PAGE TEXT:
____________________
Now Boeing-Boeing is a hot ticket at regional theaters such as Addison's WaterTower, where the current lighter-than-air production employs most of the same cast as last year's staging at Fort Worth's Circle Theatre. Robin Armstrong directed both.
Expanding Boeing-Boeing from Circle's Cessna-sized acting space to WaterTower's wide stage has made it about 100 times funnier, pushing the actors into bigger performances that deliver bolder visual gags. Armstrong has set a nonstop pace through both of the play's fast-moving one-hour acts. The only time the actors can cool their jets is when they have to hold for the waves of audience laughter to subside.
The comedy's set-up is deliciously dumb and geometrically brilliant. Single architect Bernard (Ashley Wood) occupies a spacious Paris flat, attended to by a loyal but eternally glum housekeeper named Berthe (Lulu Ward). Bernard thinks he's figured out a sweet system for juggling his "international harem" of flight attendant "fiancées": Alitalia's lusty signorina, Gabriella (Emily Scott Banks); TWA's Gloria (Sherry Hopkins), a slow-drawling Southern belle; and Lufthansa's bossy fraulein Gretchen (Morgan McClure). "Fiancées are so much more friendly than wives," he says.
____________________
[Items from a data collection]
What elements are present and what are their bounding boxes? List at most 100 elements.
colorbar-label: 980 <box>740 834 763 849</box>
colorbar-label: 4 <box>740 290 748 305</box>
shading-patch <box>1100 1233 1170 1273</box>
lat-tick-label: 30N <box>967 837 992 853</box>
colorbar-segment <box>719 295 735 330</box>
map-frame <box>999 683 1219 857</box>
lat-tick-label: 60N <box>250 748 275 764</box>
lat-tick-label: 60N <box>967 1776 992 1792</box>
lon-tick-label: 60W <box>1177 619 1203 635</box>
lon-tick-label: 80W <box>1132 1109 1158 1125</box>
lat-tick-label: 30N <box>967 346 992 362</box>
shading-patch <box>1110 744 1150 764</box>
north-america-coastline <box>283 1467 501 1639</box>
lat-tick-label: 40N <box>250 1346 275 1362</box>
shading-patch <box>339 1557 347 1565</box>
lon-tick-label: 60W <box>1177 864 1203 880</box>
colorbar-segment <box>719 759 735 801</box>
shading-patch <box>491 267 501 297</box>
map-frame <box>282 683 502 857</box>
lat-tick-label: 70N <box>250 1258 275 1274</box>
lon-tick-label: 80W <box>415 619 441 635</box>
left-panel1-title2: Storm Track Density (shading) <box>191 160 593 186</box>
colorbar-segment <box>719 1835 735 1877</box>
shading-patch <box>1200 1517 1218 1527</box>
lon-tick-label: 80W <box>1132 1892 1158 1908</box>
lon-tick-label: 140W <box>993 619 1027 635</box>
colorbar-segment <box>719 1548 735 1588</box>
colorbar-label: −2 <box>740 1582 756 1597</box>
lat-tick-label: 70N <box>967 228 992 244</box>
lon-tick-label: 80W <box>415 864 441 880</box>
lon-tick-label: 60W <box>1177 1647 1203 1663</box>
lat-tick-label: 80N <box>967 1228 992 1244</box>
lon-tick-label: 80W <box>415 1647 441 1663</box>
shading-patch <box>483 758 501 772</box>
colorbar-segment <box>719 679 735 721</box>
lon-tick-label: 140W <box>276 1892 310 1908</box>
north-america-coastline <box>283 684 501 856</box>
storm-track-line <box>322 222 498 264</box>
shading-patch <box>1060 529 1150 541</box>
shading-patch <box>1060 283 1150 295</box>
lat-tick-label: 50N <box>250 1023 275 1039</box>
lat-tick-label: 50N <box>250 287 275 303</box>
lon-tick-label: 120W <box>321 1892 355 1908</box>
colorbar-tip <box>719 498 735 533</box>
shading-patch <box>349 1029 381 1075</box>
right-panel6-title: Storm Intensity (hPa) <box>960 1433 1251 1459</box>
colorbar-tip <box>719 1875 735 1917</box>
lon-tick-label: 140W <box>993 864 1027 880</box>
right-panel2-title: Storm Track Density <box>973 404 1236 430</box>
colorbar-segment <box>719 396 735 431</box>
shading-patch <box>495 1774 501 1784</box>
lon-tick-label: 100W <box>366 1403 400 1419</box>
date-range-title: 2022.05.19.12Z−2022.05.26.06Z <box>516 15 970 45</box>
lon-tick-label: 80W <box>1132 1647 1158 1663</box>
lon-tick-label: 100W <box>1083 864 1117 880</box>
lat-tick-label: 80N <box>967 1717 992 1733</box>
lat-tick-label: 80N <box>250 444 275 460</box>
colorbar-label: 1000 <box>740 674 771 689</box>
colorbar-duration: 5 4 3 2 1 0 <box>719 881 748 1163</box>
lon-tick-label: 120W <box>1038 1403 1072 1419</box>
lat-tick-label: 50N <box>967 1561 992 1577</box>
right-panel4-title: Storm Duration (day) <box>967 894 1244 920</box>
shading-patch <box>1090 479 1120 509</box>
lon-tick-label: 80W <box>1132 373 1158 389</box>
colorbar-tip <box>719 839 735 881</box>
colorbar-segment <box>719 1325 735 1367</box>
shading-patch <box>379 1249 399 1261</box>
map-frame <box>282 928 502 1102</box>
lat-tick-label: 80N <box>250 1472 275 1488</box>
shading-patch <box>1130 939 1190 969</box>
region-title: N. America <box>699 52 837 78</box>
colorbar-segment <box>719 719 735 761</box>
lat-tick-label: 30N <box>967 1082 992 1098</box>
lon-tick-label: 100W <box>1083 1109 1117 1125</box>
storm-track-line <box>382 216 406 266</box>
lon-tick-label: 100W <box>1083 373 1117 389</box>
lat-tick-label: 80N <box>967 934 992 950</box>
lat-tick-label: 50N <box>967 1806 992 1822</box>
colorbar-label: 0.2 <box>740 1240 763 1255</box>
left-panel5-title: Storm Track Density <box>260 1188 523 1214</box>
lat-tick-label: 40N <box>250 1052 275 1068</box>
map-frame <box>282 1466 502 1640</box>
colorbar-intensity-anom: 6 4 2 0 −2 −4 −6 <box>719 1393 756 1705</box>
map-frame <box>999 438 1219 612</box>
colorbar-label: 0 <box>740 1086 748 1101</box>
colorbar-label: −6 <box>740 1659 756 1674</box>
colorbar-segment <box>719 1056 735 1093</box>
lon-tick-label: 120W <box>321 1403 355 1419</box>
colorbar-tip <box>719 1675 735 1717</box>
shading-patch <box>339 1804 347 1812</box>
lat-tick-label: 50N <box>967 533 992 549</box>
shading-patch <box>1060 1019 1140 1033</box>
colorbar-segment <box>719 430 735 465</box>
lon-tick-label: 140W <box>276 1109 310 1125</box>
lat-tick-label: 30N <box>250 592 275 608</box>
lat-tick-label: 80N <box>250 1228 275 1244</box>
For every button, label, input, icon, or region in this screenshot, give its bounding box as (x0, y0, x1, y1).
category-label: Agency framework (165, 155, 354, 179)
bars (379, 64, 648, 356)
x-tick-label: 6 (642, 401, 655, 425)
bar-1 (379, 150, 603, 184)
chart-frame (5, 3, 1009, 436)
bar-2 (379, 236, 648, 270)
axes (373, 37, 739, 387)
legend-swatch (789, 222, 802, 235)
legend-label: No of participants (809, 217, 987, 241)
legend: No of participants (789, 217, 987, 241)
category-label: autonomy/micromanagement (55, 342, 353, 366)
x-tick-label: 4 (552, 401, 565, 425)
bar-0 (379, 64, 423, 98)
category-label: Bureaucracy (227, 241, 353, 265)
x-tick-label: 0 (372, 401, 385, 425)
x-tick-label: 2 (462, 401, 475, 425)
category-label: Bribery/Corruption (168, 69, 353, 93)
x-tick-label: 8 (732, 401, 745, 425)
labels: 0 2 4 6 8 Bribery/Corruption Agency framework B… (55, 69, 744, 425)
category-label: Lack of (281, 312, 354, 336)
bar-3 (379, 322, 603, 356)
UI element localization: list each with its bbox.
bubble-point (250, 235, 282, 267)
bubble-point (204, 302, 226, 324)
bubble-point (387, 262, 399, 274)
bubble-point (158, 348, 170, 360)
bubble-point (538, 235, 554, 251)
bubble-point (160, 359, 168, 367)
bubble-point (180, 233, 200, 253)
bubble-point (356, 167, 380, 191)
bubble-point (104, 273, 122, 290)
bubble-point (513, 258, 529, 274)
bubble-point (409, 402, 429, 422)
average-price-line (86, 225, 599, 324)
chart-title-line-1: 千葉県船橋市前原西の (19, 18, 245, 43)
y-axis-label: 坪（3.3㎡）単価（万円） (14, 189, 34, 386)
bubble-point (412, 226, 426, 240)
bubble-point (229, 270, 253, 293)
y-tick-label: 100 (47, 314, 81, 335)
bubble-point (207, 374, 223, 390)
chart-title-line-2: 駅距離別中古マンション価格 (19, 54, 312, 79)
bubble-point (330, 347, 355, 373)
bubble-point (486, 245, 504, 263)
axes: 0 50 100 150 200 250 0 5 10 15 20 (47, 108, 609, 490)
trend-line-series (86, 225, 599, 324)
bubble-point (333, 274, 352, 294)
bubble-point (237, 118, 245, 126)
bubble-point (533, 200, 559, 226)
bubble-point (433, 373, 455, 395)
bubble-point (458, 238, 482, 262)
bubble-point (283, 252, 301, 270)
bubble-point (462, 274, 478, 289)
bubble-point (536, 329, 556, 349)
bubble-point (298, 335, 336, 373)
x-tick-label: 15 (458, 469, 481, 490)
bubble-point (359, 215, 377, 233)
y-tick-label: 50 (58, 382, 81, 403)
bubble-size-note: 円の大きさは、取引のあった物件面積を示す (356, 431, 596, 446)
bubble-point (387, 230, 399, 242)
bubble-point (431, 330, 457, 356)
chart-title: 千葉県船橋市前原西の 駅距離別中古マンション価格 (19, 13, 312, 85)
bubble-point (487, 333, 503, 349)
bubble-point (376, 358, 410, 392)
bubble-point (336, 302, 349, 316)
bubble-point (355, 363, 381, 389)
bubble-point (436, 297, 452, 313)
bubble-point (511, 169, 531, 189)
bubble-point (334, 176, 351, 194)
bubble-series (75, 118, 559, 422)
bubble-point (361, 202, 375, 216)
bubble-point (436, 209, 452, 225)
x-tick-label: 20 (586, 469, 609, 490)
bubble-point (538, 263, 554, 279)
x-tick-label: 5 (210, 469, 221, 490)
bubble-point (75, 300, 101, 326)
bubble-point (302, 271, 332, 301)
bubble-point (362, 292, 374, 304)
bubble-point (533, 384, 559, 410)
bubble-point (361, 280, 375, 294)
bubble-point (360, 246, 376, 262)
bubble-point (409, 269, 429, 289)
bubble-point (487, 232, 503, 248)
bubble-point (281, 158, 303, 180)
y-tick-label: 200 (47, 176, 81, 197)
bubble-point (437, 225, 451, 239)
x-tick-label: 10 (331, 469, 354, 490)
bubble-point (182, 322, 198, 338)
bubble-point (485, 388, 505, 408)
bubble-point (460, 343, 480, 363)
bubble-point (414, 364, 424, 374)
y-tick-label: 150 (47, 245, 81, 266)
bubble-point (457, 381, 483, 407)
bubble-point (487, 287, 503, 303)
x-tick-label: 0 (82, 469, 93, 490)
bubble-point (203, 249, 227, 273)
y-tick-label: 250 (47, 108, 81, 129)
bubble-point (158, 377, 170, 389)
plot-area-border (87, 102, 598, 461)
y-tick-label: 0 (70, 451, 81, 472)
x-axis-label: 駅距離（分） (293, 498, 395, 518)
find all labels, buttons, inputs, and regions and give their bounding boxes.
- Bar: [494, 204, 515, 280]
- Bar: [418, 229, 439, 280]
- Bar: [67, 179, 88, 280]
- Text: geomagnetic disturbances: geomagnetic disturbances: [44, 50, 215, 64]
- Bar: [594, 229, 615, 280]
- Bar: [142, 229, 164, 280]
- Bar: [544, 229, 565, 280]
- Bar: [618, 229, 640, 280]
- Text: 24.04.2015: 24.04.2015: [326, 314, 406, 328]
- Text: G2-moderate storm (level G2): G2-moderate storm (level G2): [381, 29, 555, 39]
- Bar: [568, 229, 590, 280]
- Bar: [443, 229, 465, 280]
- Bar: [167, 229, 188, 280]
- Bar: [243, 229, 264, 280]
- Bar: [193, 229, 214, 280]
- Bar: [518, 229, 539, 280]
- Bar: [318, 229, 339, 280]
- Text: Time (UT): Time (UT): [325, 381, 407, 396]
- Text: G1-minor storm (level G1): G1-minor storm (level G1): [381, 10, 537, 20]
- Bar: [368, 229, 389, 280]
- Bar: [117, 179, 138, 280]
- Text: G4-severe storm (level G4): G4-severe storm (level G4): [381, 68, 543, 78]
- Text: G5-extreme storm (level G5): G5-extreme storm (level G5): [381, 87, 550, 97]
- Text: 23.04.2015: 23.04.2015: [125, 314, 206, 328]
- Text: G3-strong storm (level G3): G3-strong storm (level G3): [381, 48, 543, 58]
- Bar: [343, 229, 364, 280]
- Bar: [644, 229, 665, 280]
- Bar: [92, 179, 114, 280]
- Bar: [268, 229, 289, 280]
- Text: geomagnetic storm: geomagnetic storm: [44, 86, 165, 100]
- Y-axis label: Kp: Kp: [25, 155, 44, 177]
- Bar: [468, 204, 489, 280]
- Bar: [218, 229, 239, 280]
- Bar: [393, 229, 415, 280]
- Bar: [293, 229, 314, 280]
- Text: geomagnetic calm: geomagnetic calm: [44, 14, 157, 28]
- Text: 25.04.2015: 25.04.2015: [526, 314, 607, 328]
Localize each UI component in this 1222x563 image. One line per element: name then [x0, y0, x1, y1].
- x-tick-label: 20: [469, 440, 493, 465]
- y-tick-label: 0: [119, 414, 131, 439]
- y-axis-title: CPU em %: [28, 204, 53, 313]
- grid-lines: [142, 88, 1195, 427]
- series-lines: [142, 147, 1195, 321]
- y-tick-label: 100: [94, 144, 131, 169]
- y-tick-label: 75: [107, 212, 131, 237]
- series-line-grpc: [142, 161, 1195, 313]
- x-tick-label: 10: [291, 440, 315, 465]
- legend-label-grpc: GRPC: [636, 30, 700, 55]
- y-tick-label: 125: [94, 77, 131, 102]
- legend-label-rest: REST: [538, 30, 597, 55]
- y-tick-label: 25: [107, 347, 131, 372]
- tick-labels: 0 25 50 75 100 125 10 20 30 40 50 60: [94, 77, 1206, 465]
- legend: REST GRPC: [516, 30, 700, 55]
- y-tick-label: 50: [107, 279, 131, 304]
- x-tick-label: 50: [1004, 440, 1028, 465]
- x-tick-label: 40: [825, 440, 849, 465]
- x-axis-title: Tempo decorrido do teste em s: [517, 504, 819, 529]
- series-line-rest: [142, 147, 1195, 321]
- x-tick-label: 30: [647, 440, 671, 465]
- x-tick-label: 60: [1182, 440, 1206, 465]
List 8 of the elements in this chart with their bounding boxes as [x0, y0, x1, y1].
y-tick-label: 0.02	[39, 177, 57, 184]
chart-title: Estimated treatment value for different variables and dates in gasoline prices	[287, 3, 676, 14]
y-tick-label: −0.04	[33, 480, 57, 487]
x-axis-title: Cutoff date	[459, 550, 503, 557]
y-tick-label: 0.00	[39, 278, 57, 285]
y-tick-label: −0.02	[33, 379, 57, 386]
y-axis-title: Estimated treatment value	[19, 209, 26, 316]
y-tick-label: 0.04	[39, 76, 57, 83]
____________________
Please resume the text about the Boeing-Boeing production, picking up right after its final sentence.

By carefully following the girls' flight schedules in a little notebook he carries, Bernard has successfully kept two babes in the air and one on the ground for months. Then a fog bank rolls in from Scandinavia on the same day Alitalia puts its new Boeings into service, speeding up arrival times just enough to deliver Gabriella to the apartment on the heels of Gretchen. Flight-delayed Gloria shows up too, which sends Bernard's rotation system into freefall.
The mess is further complicated by the pop-in of Bernard's old buddy Robert (Andy Baldwin), a shy bachelor who can barely breathe around so many hot "coffee, tea or moi" mam'selles. With Bernard out of the room, Robert flirts first with Gretchen, then with Gloria in scenes that are as carefully choreographed for slapstick comedy as the fouettés in a Balanchine ballet.
Baldwin gives the awkward Robert a mischievous glint in his eye. His character envies Bernard's bevy of squeezes, but disapproves of how cavalierly his friend is treating the women. Robert's a gentleman, impressed but bewildered at his pal's polygamy.
Andy Baldwin is big fun and a whiz at physical comedy. Watch him go boing-boing over a balcony rail, onto the black leather sofa and onto the floor, sticking a two-footed landing like an Olympic gymnast.
The play has its Moliere moments as the guys work themselves into lathers about which girl will come out of which door when. Ashley Wood is a hilariously panicky Bernard, face turning radish red just before he drops to the floor and hammers his forehead into the carpet in sheer terror that his Lothario act will be found out. It's a high-energy comic turn by this versatile actor.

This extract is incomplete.